Would you quote the material below in full and unchanged?

═════ Material for this task ═════

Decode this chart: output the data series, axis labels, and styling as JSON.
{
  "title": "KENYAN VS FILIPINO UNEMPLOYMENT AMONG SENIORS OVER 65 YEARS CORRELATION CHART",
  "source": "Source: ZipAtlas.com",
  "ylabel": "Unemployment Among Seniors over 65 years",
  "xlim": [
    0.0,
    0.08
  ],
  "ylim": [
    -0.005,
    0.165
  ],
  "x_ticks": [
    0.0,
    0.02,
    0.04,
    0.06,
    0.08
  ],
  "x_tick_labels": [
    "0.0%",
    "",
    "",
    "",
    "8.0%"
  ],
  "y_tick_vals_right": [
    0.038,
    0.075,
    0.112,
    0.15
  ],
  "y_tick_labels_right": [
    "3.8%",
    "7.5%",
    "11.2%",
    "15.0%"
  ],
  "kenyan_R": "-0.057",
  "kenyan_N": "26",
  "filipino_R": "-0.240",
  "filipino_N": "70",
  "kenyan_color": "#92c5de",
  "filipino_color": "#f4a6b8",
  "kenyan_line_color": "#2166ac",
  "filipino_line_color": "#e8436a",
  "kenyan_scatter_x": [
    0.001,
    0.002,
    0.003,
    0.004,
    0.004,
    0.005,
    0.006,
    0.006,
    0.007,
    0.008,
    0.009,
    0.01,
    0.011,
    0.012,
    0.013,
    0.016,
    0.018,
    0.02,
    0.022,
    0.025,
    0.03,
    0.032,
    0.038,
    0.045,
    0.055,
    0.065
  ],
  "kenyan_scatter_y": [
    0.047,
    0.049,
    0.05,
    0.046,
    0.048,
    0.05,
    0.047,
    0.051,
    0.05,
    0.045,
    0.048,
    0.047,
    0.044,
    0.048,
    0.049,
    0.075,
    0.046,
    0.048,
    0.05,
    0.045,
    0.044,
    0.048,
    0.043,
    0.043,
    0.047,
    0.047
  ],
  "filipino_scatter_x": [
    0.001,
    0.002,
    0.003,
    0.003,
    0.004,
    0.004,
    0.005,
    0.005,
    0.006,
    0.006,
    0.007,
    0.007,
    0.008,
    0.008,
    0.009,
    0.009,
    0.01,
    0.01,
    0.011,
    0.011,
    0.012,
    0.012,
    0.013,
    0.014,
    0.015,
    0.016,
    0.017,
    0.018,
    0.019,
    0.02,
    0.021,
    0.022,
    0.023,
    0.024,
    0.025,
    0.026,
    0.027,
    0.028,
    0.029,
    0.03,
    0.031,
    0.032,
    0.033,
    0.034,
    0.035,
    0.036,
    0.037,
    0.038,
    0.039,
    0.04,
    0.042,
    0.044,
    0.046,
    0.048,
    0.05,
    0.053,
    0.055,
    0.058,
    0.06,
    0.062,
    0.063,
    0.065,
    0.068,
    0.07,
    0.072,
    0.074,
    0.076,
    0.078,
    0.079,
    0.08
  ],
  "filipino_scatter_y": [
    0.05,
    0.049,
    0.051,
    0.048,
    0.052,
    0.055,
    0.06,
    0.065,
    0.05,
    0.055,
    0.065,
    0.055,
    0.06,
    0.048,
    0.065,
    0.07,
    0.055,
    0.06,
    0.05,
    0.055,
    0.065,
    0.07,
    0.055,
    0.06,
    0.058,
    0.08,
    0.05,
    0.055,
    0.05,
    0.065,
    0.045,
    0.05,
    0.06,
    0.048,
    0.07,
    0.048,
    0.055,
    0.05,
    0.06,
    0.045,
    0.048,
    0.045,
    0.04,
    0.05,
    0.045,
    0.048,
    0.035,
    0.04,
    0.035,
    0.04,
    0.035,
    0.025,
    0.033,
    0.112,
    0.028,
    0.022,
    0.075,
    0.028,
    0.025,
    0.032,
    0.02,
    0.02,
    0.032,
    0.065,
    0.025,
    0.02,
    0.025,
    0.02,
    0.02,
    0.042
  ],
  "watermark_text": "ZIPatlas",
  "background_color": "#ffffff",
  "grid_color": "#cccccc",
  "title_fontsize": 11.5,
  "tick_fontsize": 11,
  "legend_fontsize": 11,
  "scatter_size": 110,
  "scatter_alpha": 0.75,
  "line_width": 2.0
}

═════

### Expected answer
Decode this chart: output the data series, axis labels, and styling as JSON.
{
  "title": "KENYAN VS FILIPINO UNEMPLOYMENT AMONG SENIORS OVER 65 YEARS CORRELATION CHART",
  "source": "Source: ZipAtlas.com",
  "ylabel": "Unemployment Among Seniors over 65 years",
  "xlim": [
    0.0,
    0.08
  ],
  "ylim": [
    -0.005,
    0.165
  ],
  "x_ticks": [
    0.0,
    0.02,
    0.04,
    0.06,
    0.08
  ],
  "x_tick_labels": [
    "0.0%",
    "",
    "",
    "",
    "8.0%"
  ],
  "y_tick_vals_right": [
    0.038,
    0.075,
    0.112,
    0.15
  ],
  "y_tick_labels_right": [
    "3.8%",
    "7.5%",
    "11.2%",
    "15.0%"
  ],
  "kenyan_R": "-0.057",
  "kenyan_N": "26",
  "filipino_R": "-0.240",
  "filipino_N": "70",
  "kenyan_color": "#92c5de",
  "filipino_color": "#f4a6b8",
  "kenyan_line_color": "#2166ac",
  "filipino_line_color": "#e8436a",
  "kenyan_scatter_x": [
    0.001,
    0.002,
    0.003,
    0.004,
    0.004,
    0.005,
    0.006,
    0.006,
    0.007,
    0.008,
    0.009,
    0.01,
    0.011,
    0.012,
    0.013,
    0.016,
    0.018,
    0.02,
    0.022,
    0.025,
    0.03,
    0.032,
    0.038,
    0.045,
    0.055,
    0.065
  ],
  "kenyan_scatter_y": [
    0.047,
    0.049,
    0.05,
    0.046,
    0.048,
    0.05,
    0.047,
    0.051,
    0.05,
    0.045,
    0.048,
    0.047,
    0.044,
    0.048,
    0.049,
    0.075,
    0.046,
    0.048,
    0.05,
    0.045,
    0.044,
    0.048,
    0.043,
    0.043,
    0.047,
    0.047
  ],
  "filipino_scatter_x": [
    0.001,
    0.002,
    0.003,
    0.003,
    0.004,
    0.004,
    0.005,
    0.005,
    0.006,
    0.006,
    0.007,
    0.007,
    0.008,
    0.008,
    0.009,
    0.009,
    0.01,
    0.01,
    0.011,
    0.011,
    0.012,
    0.012,
    0.013,
    0.014,
    0.015,
    0.016,
    0.017,
    0.018,
    0.019,
    0.02,
    0.021,
    0.022,
    0.023,
    0.024,
    0.025,
    0.026,
    0.027,
    0.028,
    0.029,
    0.03,
    0.031,
    0.032,
    0.033,
    0.034,
    0.035,
    0.036,
    0.037,
    0.038,
    0.039,
    0.04,
    0.042,
    0.044,
    0.046,
    0.048,
    0.05,
    0.053,
    0.055,
    0.058,
    0.06,
    0.062,
    0.063,
    0.065,
    0.068,
    0.07,
    0.072,
    0.074,
    0.076,
    0.078,
    0.079,
    0.08
  ],
  "filipino_scatter_y": [
    0.05,
    0.049,
    0.051,
    0.048,
    0.052,
    0.055,
    0.06,
    0.065,
    0.05,
    0.055,
    0.065,
    0.055,
    0.06,
    0.048,
    0.065,
    0.07,
    0.055,
    0.06,
    0.05,
    0.055,
    0.065,
    0.07,
    0.055,
    0.06,
    0.058,
    0.08,
    0.05,
    0.055,
    0.05,
    0.065,
    0.045,
    0.05,
    0.06,
    0.048,
    0.07,
    0.048,
    0.055,
    0.05,
    0.06,
    0.045,
    0.048,
    0.045,
    0.04,
    0.05,
    0.045,
    0.048,
    0.035,
    0.04,
    0.035,
    0.04,
    0.035,
    0.025,
    0.033,
    0.112,
    0.028,
    0.022,
    0.075,
    0.028,
    0.025,
    0.032,
    0.02,
    0.02,
    0.032,
    0.065,
    0.025,
    0.02,
    0.025,
    0.02,
    0.02,
    0.042
  ],
  "watermark_text": "ZIPatlas",
  "background_color": "#ffffff",
  "grid_color": "#cccccc",
  "title_fontsize": 11.5,
  "tick_fontsize": 11,
  "legend_fontsize": 11,
  "scatter_size": 110,
  "scatter_alpha": 0.75,
  "line_width": 2.0
}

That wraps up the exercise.